■ **TASK OBJECTIVE**
Of all the lines in the records below, how many hold the word "JSON"? Give the number alone.

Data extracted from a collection
----------------

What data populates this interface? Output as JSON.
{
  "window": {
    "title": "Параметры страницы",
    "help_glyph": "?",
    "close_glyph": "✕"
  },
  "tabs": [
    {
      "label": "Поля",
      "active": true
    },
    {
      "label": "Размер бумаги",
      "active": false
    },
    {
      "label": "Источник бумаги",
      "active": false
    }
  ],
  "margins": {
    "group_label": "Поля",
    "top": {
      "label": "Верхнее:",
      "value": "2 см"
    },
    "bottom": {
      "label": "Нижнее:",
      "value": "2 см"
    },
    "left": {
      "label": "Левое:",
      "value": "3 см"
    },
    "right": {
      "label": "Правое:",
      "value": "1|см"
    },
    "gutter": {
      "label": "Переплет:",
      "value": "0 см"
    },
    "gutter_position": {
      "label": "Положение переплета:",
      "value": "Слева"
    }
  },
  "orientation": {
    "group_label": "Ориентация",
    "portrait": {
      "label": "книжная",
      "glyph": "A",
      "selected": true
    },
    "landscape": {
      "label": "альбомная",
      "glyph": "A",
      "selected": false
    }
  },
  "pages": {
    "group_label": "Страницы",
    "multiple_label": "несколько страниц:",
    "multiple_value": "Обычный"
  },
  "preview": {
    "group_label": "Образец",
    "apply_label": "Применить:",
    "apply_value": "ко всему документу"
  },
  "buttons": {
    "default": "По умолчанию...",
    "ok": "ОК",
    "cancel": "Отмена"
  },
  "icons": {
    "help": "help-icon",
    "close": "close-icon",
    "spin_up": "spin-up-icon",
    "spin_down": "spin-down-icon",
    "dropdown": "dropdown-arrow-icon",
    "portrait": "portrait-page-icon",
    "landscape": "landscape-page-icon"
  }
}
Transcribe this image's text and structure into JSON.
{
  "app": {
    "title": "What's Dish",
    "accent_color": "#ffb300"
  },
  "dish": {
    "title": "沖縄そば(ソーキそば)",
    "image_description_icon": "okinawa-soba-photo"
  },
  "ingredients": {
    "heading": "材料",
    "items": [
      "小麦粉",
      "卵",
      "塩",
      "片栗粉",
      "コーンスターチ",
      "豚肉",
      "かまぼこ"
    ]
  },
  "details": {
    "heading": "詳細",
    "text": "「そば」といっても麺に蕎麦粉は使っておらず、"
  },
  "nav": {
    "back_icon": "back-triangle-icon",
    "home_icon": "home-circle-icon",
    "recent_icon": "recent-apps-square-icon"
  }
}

----------------

■ **WRITTEN REPLY**
2